Textauszug:
Was ist Machine Learning überhaupt?

Machine Learning ist eine Disziplin im breiteren Feld der "künstlichen Intelligenz". Bisher war es in der Softwareentwicklung so, dass ein Entwickler Regeln geschrieben hat, mit welcher ein Computer Eingaben verwerten und Ergebnisse ausgeben konnte. Im Vorfeld bekannt waren auf dem "klassischen Weg" daher stets die Eingaben und die Regeln. Die Ausgaben waren Unbekannte in der Gleichung.
Machine Learning stellt dieses Konzept etwas auf den Kopf: Anstatt dem Computer Eingaben und Regeln zu geben, belassen wir die Regeln als Unbekannte und geben dem Computer somit nur noch die Eingaben - mitsamt dazugehörigen Ausgaben. Das hört sich vielleicht zunächst etwas komisch an, ist aber, zumindest oberflächlich, leicht erklärt. Wir füttern ein Machine Learning Modell mit tausenden von Eingabe-Ausgabe-Kombinationen (Trainingsdaten), woraufhin der Computer die Regeln, wie er von einer Eingabe auf eine dazugehörige Ausgabe kommt, selbst "erlernt". Dazu betrachtet er die Trainingsdaten in zahlreichen Durchläufen (auch "Epochen" genannt) und verändert dabei immer ein wenig die Gewichtung der Verbindungen zwischen den einzelnen Neuronen, die im KI-Modell definiert wurden. Damit funktioniert ein Machine Learning Modell ähnlich zum menschlichen Gehirn, nur sehr viel kleiner und weniger komplex. Ein KI-Modell kann daher nicht eigenständig denken oder gar empathisch werden. Statt dessen kann es nur innerhalb der vordefinierten Grenzen, also der gegebenen Trainingsdaten, lernen und handeln. Wenn im Training alles richtig läuft, kann ein optimales KI-Modell dann aus den gegebenen Trainingsdaten generalisieren, also die gelernten Regeln auf neue, noch nicht gesehene Eingaben, anwenden und zu schlüssigen Ergebnissen kommen. Damit das funktioniert, sind zahlreiche Komponenten essentiell, unter anderem die Qualität als auch Quantität der Trainingsdaten, die Aufbereitung dieser, die Anzahl der Epochen, die Hyperparameter (hierzu kommen wir später noch) und vieles mehr.

Fußball ist reiner Zufall! Oder?

Einträge aus einem Datensatz:
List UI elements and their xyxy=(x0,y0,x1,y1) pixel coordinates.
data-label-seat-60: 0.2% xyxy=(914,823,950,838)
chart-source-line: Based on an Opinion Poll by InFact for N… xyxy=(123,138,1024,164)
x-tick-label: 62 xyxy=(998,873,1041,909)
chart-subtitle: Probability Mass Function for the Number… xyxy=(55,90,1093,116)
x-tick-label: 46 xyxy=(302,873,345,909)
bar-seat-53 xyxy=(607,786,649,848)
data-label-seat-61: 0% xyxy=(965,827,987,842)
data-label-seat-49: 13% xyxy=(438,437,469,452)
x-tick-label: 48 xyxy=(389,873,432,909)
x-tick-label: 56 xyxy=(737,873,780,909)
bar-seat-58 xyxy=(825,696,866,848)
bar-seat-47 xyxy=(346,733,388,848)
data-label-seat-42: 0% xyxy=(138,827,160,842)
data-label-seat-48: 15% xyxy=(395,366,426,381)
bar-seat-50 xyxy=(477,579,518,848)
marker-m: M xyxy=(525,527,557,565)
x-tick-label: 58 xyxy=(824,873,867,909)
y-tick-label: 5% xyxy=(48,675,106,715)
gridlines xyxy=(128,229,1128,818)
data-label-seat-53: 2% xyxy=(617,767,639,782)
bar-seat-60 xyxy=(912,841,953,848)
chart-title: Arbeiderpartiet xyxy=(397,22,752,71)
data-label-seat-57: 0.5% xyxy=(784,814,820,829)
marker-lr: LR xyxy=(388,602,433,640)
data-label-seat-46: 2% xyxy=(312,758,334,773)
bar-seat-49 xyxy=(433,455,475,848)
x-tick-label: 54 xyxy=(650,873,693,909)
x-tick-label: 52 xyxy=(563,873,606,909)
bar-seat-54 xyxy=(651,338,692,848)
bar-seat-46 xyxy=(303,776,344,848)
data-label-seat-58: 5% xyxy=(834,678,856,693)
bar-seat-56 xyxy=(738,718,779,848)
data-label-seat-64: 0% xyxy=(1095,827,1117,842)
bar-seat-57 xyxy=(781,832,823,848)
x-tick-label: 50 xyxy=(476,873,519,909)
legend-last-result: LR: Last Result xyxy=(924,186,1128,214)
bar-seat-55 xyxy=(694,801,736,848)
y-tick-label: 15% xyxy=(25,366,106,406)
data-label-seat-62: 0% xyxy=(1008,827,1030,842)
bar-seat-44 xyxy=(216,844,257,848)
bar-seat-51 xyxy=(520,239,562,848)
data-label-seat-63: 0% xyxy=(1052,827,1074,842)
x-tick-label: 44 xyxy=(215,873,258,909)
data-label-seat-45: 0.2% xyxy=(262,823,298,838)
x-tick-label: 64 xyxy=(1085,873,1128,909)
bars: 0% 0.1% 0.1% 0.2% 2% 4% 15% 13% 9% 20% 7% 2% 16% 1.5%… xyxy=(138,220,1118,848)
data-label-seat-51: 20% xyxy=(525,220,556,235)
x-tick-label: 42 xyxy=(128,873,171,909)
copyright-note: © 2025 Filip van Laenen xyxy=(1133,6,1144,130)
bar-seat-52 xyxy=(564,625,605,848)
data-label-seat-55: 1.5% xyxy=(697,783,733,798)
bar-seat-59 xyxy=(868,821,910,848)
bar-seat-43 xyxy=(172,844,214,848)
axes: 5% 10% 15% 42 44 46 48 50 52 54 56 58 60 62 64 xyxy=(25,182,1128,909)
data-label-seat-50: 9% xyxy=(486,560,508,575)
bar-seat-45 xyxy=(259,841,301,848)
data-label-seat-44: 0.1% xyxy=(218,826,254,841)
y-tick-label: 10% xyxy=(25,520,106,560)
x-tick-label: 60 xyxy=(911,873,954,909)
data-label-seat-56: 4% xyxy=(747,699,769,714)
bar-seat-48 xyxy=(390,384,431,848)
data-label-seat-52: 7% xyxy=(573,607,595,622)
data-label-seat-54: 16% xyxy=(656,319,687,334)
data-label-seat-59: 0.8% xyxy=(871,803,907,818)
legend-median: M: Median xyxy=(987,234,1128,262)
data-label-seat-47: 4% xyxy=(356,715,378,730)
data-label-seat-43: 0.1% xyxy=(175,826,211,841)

Aufgabe 1:
Wie nennt der Text über Machine Learning die vielen Durchläufe, in denen der Computer die Trainingsdaten betrachtet?
Aufgabe 2:
Schreib aus dem Text über Machine Learning den Teil ab, der bei den Worten "Machine Learning ist" anfängt und nach "in der Gleichung." endet.
Die Zeilen braucht man hier nicht.

Antwort 1:
Epochen.

Antwort 2:
Machine Learning ist eine Disziplin im breiteren Feld der "künstlichen Intelligenz". Bisher war es in der Softwareentwicklung so, dass ein Entwickler Regeln geschrieben hat, mit welcher ein Computer Eingaben verwerten und Ergebnisse ausgeben konnte. Im Vorfeld bekannt waren auf dem "klassischen Weg" daher stets die Eingaben und die Regeln. Die Ausgaben waren Unbekannte in der Gleichung.